### Task to carry out
All of the entries below should be printed exactly; the pictures are to be left out.
═════ Data to process
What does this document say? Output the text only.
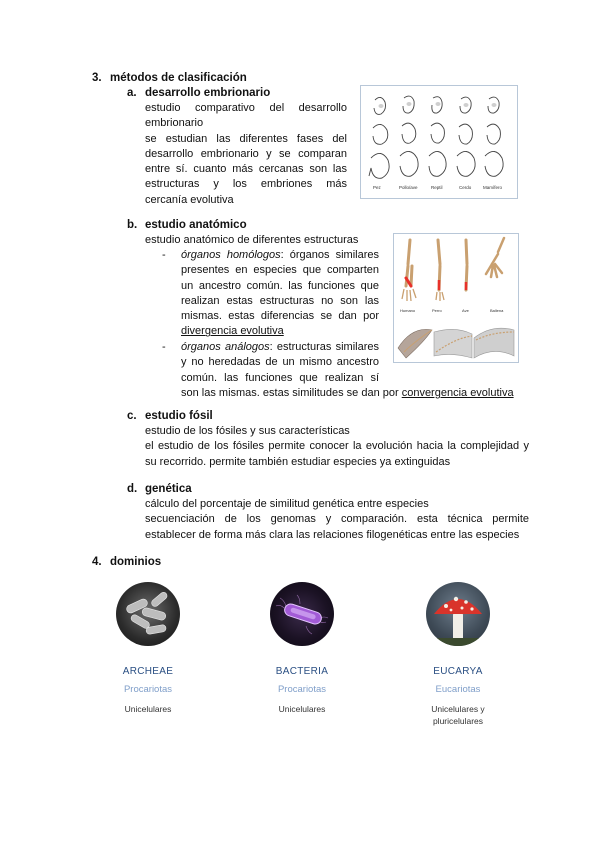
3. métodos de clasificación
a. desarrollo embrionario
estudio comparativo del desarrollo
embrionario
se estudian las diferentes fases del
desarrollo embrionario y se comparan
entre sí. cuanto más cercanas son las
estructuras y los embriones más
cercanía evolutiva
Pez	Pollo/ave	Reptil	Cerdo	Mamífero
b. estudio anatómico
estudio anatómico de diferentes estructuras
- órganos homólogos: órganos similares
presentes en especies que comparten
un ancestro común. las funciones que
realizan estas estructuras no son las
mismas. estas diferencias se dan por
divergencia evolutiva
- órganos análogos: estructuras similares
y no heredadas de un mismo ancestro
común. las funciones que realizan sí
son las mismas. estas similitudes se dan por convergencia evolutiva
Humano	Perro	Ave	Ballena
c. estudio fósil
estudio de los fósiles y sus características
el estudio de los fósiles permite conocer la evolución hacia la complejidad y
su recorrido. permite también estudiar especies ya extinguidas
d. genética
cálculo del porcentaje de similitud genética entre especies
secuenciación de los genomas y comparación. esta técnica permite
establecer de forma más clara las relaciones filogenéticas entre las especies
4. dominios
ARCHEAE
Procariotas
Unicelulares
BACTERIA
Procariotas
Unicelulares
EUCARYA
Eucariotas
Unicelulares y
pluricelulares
══════════
### Expected answer
What does this document say? Output the text only.
3. métodos de clasificación
a. desarrollo embrionario
estudio comparativo del desarrollo
embrionario
se estudian las diferentes fases del
desarrollo embrionario y se comparan
entre sí. cuanto más cercanas son las
estructuras y los embriones más
cercanía evolutiva
Pez	Pollo/ave	Reptil	Cerdo	Mamífero
b. estudio anatómico
estudio anatómico de diferentes estructuras
- órganos homólogos: órganos similares
presentes en especies que comparten
un ancestro común. las funciones que
realizan estas estructuras no son las
mismas. estas diferencias se dan por
divergencia evolutiva
- órganos análogos: estructuras similares
y no heredadas de un mismo ancestro
común. las funciones que realizan sí
son las mismas. estas similitudes se dan por convergencia evolutiva
Humano	Perro	Ave	Ballena
c. estudio fósil
estudio de los fósiles y sus características
el estudio de los fósiles permite conocer la evolución hacia la complejidad y
su recorrido. permite también estudiar especies ya extinguidas
d. genética
cálculo del porcentaje de similitud genética entre especies
secuenciación de los genomas y comparación. esta técnica permite
establecer de forma más clara las relaciones filogenéticas entre las especies
4. dominios
ARCHEAE
Procariotas
Unicelulares
BACTERIA
Procariotas
Unicelulares
EUCARYA
Eucariotas
Unicelulares y
pluricelulares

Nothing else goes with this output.